Supplied text:
Over the months leading up to his resignation, it gradually became clear to Marc Tessier-Lavigne that the culture he apparently tolerated in his research laboratory – speed and slop too often overtaking precision and value – had made his position as Stanford University president untenable.
For the rest of US higher education, the question the debacle suddenly leaves behind is whether, for similar reasons, the nation’s entire academic research enterprise may also have grown unsustainable.
Professor Tessier-Lavigne had no choice but to step down once the details of his case – failing to correct known errors in papers on which he was a listed author – became clear, experts said.
But the cultural norms that his lab reflected are commonplace, said Ferric Fang, a professor of laboratory medicine and microbiology at the University of Washington-Seattle, who has become an expert in scientific fraud.
“It’s unfortunate this happened to him, because it could have happened to a whole lot of people,” Professor Fang said. “The big story is that hyper-competitive science is widespread, and it creates corruption of the scientific record – it creates findings which are not robust, it causes people to cut corners and make mistakes or do dishonest things.
“Having Marc Tessier-Lavigne fall on his sword is not the story.”

The data:
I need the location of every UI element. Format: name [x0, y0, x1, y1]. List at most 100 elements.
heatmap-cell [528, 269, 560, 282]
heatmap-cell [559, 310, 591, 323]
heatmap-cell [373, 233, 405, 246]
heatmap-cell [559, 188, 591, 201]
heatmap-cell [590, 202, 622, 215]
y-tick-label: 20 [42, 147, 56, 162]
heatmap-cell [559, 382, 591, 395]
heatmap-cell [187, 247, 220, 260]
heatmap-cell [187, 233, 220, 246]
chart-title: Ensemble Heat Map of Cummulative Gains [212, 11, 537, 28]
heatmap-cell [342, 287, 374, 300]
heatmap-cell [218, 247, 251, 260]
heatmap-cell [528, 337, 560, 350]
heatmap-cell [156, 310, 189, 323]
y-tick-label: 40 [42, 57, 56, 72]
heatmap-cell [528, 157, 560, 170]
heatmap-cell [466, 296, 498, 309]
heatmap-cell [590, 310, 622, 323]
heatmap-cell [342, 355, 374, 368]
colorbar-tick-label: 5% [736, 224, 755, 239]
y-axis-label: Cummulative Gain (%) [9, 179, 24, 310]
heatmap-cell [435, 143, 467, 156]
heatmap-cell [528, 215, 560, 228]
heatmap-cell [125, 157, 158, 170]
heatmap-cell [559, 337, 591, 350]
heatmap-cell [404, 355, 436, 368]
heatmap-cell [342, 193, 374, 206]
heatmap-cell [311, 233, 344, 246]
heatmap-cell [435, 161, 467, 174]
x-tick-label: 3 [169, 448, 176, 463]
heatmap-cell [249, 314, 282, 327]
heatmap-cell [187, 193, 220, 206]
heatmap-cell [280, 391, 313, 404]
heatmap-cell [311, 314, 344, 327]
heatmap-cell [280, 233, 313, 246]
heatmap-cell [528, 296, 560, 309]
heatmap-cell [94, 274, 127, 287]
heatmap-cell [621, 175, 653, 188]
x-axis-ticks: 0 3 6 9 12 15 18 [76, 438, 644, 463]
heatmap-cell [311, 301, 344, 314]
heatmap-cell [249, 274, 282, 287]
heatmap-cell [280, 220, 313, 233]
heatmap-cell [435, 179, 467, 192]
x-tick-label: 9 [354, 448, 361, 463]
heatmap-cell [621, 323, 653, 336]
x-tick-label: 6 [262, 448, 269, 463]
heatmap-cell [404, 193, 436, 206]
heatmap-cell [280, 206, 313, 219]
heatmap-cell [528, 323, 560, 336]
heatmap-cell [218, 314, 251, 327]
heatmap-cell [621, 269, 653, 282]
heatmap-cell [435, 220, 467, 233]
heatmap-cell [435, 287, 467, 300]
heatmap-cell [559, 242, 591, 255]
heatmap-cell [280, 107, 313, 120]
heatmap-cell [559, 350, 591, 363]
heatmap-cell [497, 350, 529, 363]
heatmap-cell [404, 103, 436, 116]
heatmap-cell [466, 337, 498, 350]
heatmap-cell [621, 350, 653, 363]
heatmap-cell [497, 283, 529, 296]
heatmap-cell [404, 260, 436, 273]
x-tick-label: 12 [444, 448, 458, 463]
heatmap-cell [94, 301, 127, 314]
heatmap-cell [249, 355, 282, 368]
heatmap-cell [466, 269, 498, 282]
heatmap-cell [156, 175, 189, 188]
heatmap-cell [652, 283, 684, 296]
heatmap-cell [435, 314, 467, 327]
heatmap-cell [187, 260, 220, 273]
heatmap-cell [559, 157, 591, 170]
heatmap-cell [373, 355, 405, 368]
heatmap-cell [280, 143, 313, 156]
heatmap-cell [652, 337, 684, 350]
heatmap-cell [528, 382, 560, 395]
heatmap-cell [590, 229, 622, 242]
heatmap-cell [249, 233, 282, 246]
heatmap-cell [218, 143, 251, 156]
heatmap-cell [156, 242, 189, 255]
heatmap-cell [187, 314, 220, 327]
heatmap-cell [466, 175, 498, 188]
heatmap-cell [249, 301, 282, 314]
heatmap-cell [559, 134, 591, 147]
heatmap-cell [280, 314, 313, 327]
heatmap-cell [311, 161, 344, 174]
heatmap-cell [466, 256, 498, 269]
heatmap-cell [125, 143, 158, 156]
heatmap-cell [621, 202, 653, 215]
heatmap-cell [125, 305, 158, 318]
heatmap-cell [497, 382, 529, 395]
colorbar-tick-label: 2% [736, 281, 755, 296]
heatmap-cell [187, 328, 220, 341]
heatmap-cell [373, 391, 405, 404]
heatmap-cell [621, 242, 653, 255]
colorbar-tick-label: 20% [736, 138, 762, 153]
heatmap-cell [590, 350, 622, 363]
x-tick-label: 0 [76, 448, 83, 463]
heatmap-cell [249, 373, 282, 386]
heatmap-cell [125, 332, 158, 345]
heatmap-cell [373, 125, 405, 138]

Problem details:
Reproduce the passage from the Stanford resignation text word for word, starting at "But the cultural" and ending at "do dishonest things.".

Solution to this task:
But the cultural norms that his lab reflected are commonplace, said Ferric Fang, a professor of laboratory medicine and microbiology at the University of Washington-Seattle, who has become an expert in scientific fraud.
“It’s unfortunate this happened to him, because it could have happened to a whole lot of people,” Professor Fang said. “The big story is that hyper-competitive science is widespread, and it creates corruption of the scientific record – it creates findings which are not robust, it causes people to cut corners and make mistakes or do dishonest things.